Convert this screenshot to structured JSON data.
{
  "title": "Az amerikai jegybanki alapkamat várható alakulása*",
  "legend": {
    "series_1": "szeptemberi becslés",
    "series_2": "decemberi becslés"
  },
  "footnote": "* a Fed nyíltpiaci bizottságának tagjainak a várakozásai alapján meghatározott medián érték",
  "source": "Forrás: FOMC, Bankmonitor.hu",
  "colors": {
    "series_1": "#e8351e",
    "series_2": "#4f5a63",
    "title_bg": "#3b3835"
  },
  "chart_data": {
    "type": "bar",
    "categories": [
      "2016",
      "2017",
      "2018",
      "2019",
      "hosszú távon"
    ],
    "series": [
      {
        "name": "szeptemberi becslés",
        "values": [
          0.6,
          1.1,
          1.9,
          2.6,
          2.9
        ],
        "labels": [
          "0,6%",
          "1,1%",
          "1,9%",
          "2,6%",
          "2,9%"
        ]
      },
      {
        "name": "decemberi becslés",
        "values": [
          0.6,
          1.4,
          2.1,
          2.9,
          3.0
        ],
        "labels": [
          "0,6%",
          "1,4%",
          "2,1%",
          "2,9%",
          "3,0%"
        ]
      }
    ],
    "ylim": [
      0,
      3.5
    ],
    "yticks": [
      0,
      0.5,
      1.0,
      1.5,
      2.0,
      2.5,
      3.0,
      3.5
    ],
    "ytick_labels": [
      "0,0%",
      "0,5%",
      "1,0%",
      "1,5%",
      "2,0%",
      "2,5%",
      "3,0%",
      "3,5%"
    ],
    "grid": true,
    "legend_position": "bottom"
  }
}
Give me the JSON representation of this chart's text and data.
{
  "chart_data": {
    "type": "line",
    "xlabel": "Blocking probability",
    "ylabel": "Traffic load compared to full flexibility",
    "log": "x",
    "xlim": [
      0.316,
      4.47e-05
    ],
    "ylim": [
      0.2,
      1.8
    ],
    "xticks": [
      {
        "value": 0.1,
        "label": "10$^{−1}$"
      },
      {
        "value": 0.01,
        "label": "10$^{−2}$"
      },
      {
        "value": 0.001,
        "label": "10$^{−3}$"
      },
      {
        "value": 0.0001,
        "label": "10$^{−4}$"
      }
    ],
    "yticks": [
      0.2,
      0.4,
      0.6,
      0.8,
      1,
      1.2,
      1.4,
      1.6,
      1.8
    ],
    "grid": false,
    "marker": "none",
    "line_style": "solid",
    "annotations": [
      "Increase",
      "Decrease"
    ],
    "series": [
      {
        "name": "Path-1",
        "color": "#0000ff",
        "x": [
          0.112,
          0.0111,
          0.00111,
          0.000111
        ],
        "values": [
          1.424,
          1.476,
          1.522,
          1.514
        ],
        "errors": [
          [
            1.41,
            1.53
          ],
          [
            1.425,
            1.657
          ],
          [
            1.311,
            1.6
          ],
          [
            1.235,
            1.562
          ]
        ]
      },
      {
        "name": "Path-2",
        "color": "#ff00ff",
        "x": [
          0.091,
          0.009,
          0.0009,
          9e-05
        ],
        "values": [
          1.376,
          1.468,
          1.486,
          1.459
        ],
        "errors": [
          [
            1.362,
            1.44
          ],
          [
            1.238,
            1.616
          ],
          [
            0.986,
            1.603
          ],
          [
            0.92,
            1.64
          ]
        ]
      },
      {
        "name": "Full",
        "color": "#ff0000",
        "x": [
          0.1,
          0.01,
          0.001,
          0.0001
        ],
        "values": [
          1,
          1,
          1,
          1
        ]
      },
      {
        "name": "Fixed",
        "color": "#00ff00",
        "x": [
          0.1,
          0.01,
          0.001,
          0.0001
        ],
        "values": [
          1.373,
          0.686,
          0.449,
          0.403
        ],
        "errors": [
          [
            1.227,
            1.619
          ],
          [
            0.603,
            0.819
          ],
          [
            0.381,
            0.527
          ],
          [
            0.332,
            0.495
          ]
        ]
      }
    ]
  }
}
··········
▸ WORK REQUIRED:
Without leaving anything out, quote all the data.

▸ COMPLETE ANSWER:
Convert this screenshot to structured JSON data.
{
  "title": "Az amerikai jegybanki alapkamat várható alakulása*",
  "legend": {
    "series_1": "szeptemberi becslés",
    "series_2": "decemberi becslés"
  },
  "footnote": "* a Fed nyíltpiaci bizottságának tagjainak a várakozásai alapján meghatározott medián érték",
  "source": "Forrás: FOMC, Bankmonitor.hu",
  "colors": {
    "series_1": "#e8351e",
    "series_2": "#4f5a63",
    "title_bg": "#3b3835"
  },
  "chart_data": {
    "type": "bar",
    "categories": [
      "2016",
      "2017",
      "2018",
      "2019",
      "hosszú távon"
    ],
    "series": [
      {
        "name": "szeptemberi becslés",
        "values": [
          0.6,
          1.1,
          1.9,
          2.6,
          2.9
        ],
        "labels": [
          "0,6%",
          "1,1%",
          "1,9%",
          "2,6%",
          "2,9%"
        ]
      },
      {
        "name": "decemberi becslés",
        "values": [
          0.6,
          1.4,
          2.1,
          2.9,
          3.0
        ],
        "labels": [
          "0,6%",
          "1,4%",
          "2,1%",
          "2,9%",
          "3,0%"
        ]
      }
    ],
    "ylim": [
      0,
      3.5
    ],
    "yticks": [
      0,
      0.5,
      1.0,
      1.5,
      2.0,
      2.5,
      3.0,
      3.5
    ],
    "ytick_labels": [
      "0,0%",
      "0,5%",
      "1,0%",
      "1,5%",
      "2,0%",
      "2,5%",
      "3,0%",
      "3,5%"
    ],
    "grid": true,
    "legend_position": "bottom"
  }
}
Give me the JSON representation of this chart's text and data.
{
  "chart_data": {
    "type": "line",
    "xlabel": "Blocking probability",
    "ylabel": "Traffic load compared to full flexibility",
    "log": "x",
    "xlim": [
      0.316,
      4.47e-05
    ],
    "ylim": [
      0.2,
      1.8
    ],
    "xticks": [
      {
        "value": 0.1,
        "label": "10$^{−1}$"
      },
      {
        "value": 0.01,
        "label": "10$^{−2}$"
      },
      {
        "value": 0.001,
        "label": "10$^{−3}$"
      },
      {
        "value": 0.0001,
        "label": "10$^{−4}$"
      }
    ],
    "yticks": [
      0.2,
      0.4,
      0.6,
      0.8,
      1,
      1.2,
      1.4,
      1.6,
      1.8
    ],
    "grid": false,
    "marker": "none",
    "line_style": "solid",
    "annotations": [
      "Increase",
      "Decrease"
    ],
    "series": [
      {
        "name": "Path-1",
        "color": "#0000ff",
        "x": [
          0.112,
          0.0111,
          0.00111,
          0.000111
        ],
        "values": [
          1.424,
          1.476,
          1.522,
          1.514
        ],
        "errors": [
          [
            1.41,
            1.53
          ],
          [
            1.425,
            1.657
          ],
          [
            1.311,
            1.6
          ],
          [
            1.235,
            1.562
          ]
        ]
      },
      {
        "name": "Path-2",
        "color": "#ff00ff",
        "x": [
          0.091,
          0.009,
          0.0009,
          9e-05
        ],
        "values": [
          1.376,
          1.468,
          1.486,
          1.459
        ],
        "errors": [
          [
            1.362,
            1.44
          ],
          [
            1.238,
            1.616
          ],
          [
            0.986,
            1.603
          ],
          [
            0.92,
            1.64
          ]
        ]
      },
      {
        "name": "Full",
        "color": "#ff0000",
        "x": [
          0.1,
          0.01,
          0.001,
          0.0001
        ],
        "values": [
          1,
          1,
          1,
          1
        ]
      },
      {
        "name": "Fixed",
        "color": "#00ff00",
        "x": [
          0.1,
          0.01,
          0.001,
          0.0001
        ],
        "values": [
          1.373,
          0.686,
          0.449,
          0.403
        ],
        "errors": [
          [
            1.227,
            1.619
          ],
          [
            0.603,
            0.819
          ],
          [
            0.381,
            0.527
          ],
          [
            0.332,
            0.495
          ]
        ]
      }
    ]
  }
}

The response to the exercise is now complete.